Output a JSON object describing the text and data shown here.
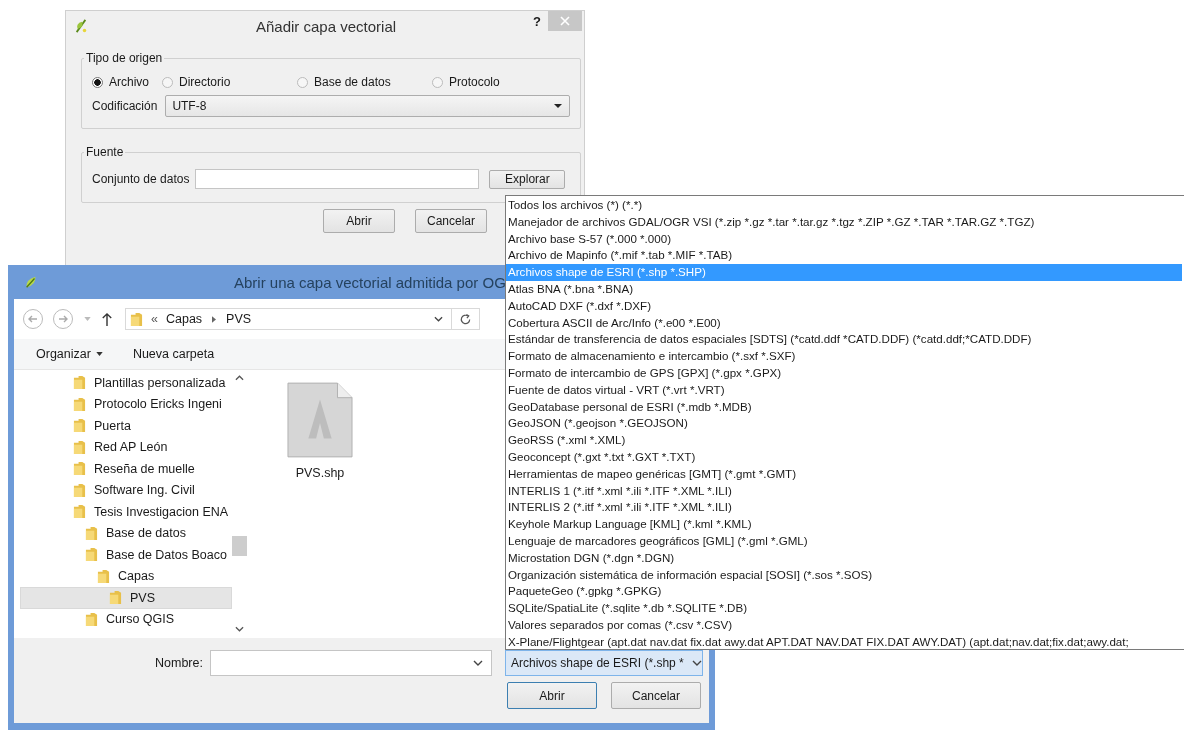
{
  "add_layer_dialog": {
    "title": "Añadir capa vectorial",
    "help": "?",
    "source_type": {
      "legend": "Tipo de origen",
      "options": [
        {
          "label": "Archivo",
          "selected": true
        },
        {
          "label": "Directorio",
          "selected": false
        },
        {
          "label": "Base de datos",
          "selected": false
        },
        {
          "label": "Protocolo",
          "selected": false
        }
      ],
      "encoding_label": "Codificación",
      "encoding_value": "UTF-8"
    },
    "source": {
      "legend": "Fuente",
      "dataset_label": "Conjunto de datos",
      "browse_button": "Explorar"
    },
    "buttons": [
      "Abrir",
      "Cancelar"
    ]
  },
  "open_dialog": {
    "title": "Abrir una capa vectorial admitida por OG",
    "path_prefix": "«",
    "path": [
      "Capas",
      "PVS"
    ],
    "toolbar": {
      "organize": "Organizar",
      "new_folder": "Nueva carpeta"
    },
    "tree": [
      {
        "label": "Plantillas personalizada",
        "selected": false
      },
      {
        "label": "Protocolo Ericks Ingeni",
        "selected": false
      },
      {
        "label": "Puerta",
        "selected": false
      },
      {
        "label": "Red AP León",
        "selected": false
      },
      {
        "label": "Reseña de muelle",
        "selected": false
      },
      {
        "label": "Software Ing. Civil",
        "selected": false
      },
      {
        "label": "Tesis Investigacion ENA",
        "selected": false,
        "children": [
          {
            "label": "Base de datos",
            "selected": false
          },
          {
            "label": "Base de Datos Boaco",
            "selected": false,
            "children": [
              {
                "label": "Capas",
                "selected": false,
                "children": [
                  {
                    "label": "PVS",
                    "selected": true
                  }
                ]
              }
            ]
          },
          {
            "label": "Curso QGIS",
            "selected": false
          }
        ]
      }
    ],
    "files": [
      {
        "name": "PVS.shp"
      }
    ],
    "name_label": "Nombre:",
    "file_type": "Archivos shape de ESRI (*.shp *",
    "buttons": [
      "Abrir",
      "Cancelar"
    ]
  },
  "file_type_list": [
    {
      "label": "Todos los archivos (*) (*.*)",
      "selected": false
    },
    {
      "label": "Manejador de archivos GDAL/OGR VSI  (*.zip *.gz *.tar *.tar.gz *.tgz *.ZIP *.GZ *.TAR *.TAR.GZ *.TGZ)",
      "selected": false
    },
    {
      "label": "Archivo base S-57 (*.000 *.000)",
      "selected": false
    },
    {
      "label": "Archivo de Mapinfo (*.mif *.tab *.MIF *.TAB)",
      "selected": false
    },
    {
      "label": "Archivos shape de ESRI (*.shp *.SHP)",
      "selected": true
    },
    {
      "label": "Atlas BNA (*.bna *.BNA)",
      "selected": false
    },
    {
      "label": "AutoCAD DXF (*.dxf *.DXF)",
      "selected": false
    },
    {
      "label": "Cobertura ASCII de Arc/Info (*.e00 *.E00)",
      "selected": false
    },
    {
      "label": "Estándar de transferencia de datos espaciales [SDTS] (*catd.ddf *CATD.DDF) (*catd.ddf;*CATD.DDF)",
      "selected": false
    },
    {
      "label": "Formato de almacenamiento e intercambio (*.sxf *.SXF)",
      "selected": false
    },
    {
      "label": "Formato de intercambio de GPS [GPX] (*.gpx *.GPX)",
      "selected": false
    },
    {
      "label": "Fuente de datos virtual - VRT (*.vrt *.VRT)",
      "selected": false
    },
    {
      "label": "GeoDatabase personal de ESRI (*.mdb *.MDB)",
      "selected": false
    },
    {
      "label": "GeoJSON (*.geojson *.GEOJSON)",
      "selected": false
    },
    {
      "label": "GeoRSS (*.xml *.XML)",
      "selected": false
    },
    {
      "label": "Geoconcept (*.gxt *.txt *.GXT *.TXT)",
      "selected": false
    },
    {
      "label": "Herramientas de mapeo genéricas [GMT] (*.gmt *.GMT)",
      "selected": false
    },
    {
      "label": "INTERLIS 1 (*.itf *.xml *.ili *.ITF *.XML *.ILI)",
      "selected": false
    },
    {
      "label": "INTERLIS 2 (*.itf *.xml *.ili *.ITF *.XML *.ILI)",
      "selected": false
    },
    {
      "label": "Keyhole Markup Language [KML] (*.kml *.KML)",
      "selected": false
    },
    {
      "label": "Lenguaje de marcadores geográficos [GML] (*.gml *.GML)",
      "selected": false
    },
    {
      "label": "Microstation DGN (*.dgn *.DGN)",
      "selected": false
    },
    {
      "label": "Organización sistemática de información espacial [SOSI] (*.sos *.SOS)",
      "selected": false
    },
    {
      "label": "PaqueteGeo (*.gpkg *.GPKG)",
      "selected": false
    },
    {
      "label": "SQLite/SpatiaLite (*.sqlite *.db *.SQLITE *.DB)",
      "selected": false
    },
    {
      "label": "Valores separados por comas (*.csv *.CSV)",
      "selected": false
    },
    {
      "label": "X-Plane/Flightgear (apt.dat nav.dat fix.dat awy.dat APT.DAT NAV.DAT FIX.DAT AWY.DAT) (apt.dat;nav.dat;fix.dat;awy.dat;",
      "selected": false
    }
  ]
}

──────────────────────────────

## Objective
Keep the pictures out of the copy and write out the data exactly as it stands.

## Output for this task
Output a JSON object describing the text and data shown here.
{
  "add_layer_dialog": {
    "title": "Añadir capa vectorial",
    "help": "?",
    "source_type": {
      "legend": "Tipo de origen",
      "options": [
        {
          "label": "Archivo",
          "selected": true
        },
        {
          "label": "Directorio",
          "selected": false
        },
        {
          "label": "Base de datos",
          "selected": false
        },
        {
          "label": "Protocolo",
          "selected": false
        }
      ],
      "encoding_label": "Codificación",
      "encoding_value": "UTF-8"
    },
    "source": {
      "legend": "Fuente",
      "dataset_label": "Conjunto de datos",
      "browse_button": "Explorar"
    },
    "buttons": [
      "Abrir",
      "Cancelar"
    ]
  },
  "open_dialog": {
    "title": "Abrir una capa vectorial admitida por OG",
    "path_prefix": "«",
    "path": [
      "Capas",
      "PVS"
    ],
    "toolbar": {
      "organize": "Organizar",
      "new_folder": "Nueva carpeta"
    },
    "tree": [
      {
        "label": "Plantillas personalizada",
        "selected": false
      },
      {
        "label": "Protocolo Ericks Ingeni",
        "selected": false
      },
      {
        "label": "Puerta",
        "selected": false
      },
      {
        "label": "Red AP León",
        "selected": false
      },
      {
        "label": "Reseña de muelle",
        "selected": false
      },
      {
        "label": "Software Ing. Civil",
        "selected": false
      },
      {
        "label": "Tesis Investigacion ENA",
        "selected": false,
        "children": [
          {
            "label": "Base de datos",
            "selected": false
          },
          {
            "label": "Base de Datos Boaco",
            "selected": false,
            "children": [
              {
                "label": "Capas",
                "selected": false,
                "children": [
                  {
                    "label": "PVS",
                    "selected": true
                  }
                ]
              }
            ]
          },
          {
            "label": "Curso QGIS",
            "selected": false
          }
        ]
      }
    ],
    "files": [
      {
        "name": "PVS.shp"
      }
    ],
    "name_label": "Nombre:",
    "file_type": "Archivos shape de ESRI (*.shp *",
    "buttons": [
      "Abrir",
      "Cancelar"
    ]
  },
  "file_type_list": [
    {
      "label": "Todos los archivos (*) (*.*)",
      "selected": false
    },
    {
      "label": "Manejador de archivos GDAL/OGR VSI  (*.zip *.gz *.tar *.tar.gz *.tgz *.ZIP *.GZ *.TAR *.TAR.GZ *.TGZ)",
      "selected": false
    },
    {
      "label": "Archivo base S-57 (*.000 *.000)",
      "selected": false
    },
    {
      "label": "Archivo de Mapinfo (*.mif *.tab *.MIF *.TAB)",
      "selected": false
    },
    {
      "label": "Archivos shape de ESRI (*.shp *.SHP)",
      "selected": true
    },
    {
      "label": "Atlas BNA (*.bna *.BNA)",
      "selected": false
    },
    {
      "label": "AutoCAD DXF (*.dxf *.DXF)",
      "selected": false
    },
    {
      "label": "Cobertura ASCII de Arc/Info (*.e00 *.E00)",
      "selected": false
    },
    {
      "label": "Estándar de transferencia de datos espaciales [SDTS] (*catd.ddf *CATD.DDF) (*catd.ddf;*CATD.DDF)",
      "selected": false
    },
    {
      "label": "Formato de almacenamiento e intercambio (*.sxf *.SXF)",
      "selected": false
    },
    {
      "label": "Formato de intercambio de GPS [GPX] (*.gpx *.GPX)",
      "selected": false
    },
    {
      "label": "Fuente de datos virtual - VRT (*.vrt *.VRT)",
      "selected": false
    },
    {
      "label": "GeoDatabase personal de ESRI (*.mdb *.MDB)",
      "selected": false
    },
    {
      "label": "GeoJSON (*.geojson *.GEOJSON)",
      "selected": false
    },
    {
      "label": "GeoRSS (*.xml *.XML)",
      "selected": false
    },
    {
      "label": "Geoconcept (*.gxt *.txt *.GXT *.TXT)",
      "selected": false
    },
    {
      "label": "Herramientas de mapeo genéricas [GMT] (*.gmt *.GMT)",
      "selected": false
    },
    {
      "label": "INTERLIS 1 (*.itf *.xml *.ili *.ITF *.XML *.ILI)",
      "selected": false
    },
    {
      "label": "INTERLIS 2 (*.itf *.xml *.ili *.ITF *.XML *.ILI)",
      "selected": false
    },
    {
      "label": "Keyhole Markup Language [KML] (*.kml *.KML)",
      "selected": false
    },
    {
      "label": "Lenguaje de marcadores geográficos [GML] (*.gml *.GML)",
      "selected": false
    },
    {
      "label": "Microstation DGN (*.dgn *.DGN)",
      "selected": false
    },
    {
      "label": "Organización sistemática de información espacial [SOSI] (*.sos *.SOS)",
      "selected": false
    },
    {
      "label": "PaqueteGeo (*.gpkg *.GPKG)",
      "selected": false
    },
    {
      "label": "SQLite/SpatiaLite (*.sqlite *.db *.SQLITE *.DB)",
      "selected": false
    },
    {
      "label": "Valores separados por comas (*.csv *.CSV)",
      "selected": false
    },
    {
      "label": "X-Plane/Flightgear (apt.dat nav.dat fix.dat awy.dat APT.DAT NAV.DAT FIX.DAT AWY.DAT) (apt.dat;nav.dat;fix.dat;awy.dat;",
      "selected": false
    }
  ]
}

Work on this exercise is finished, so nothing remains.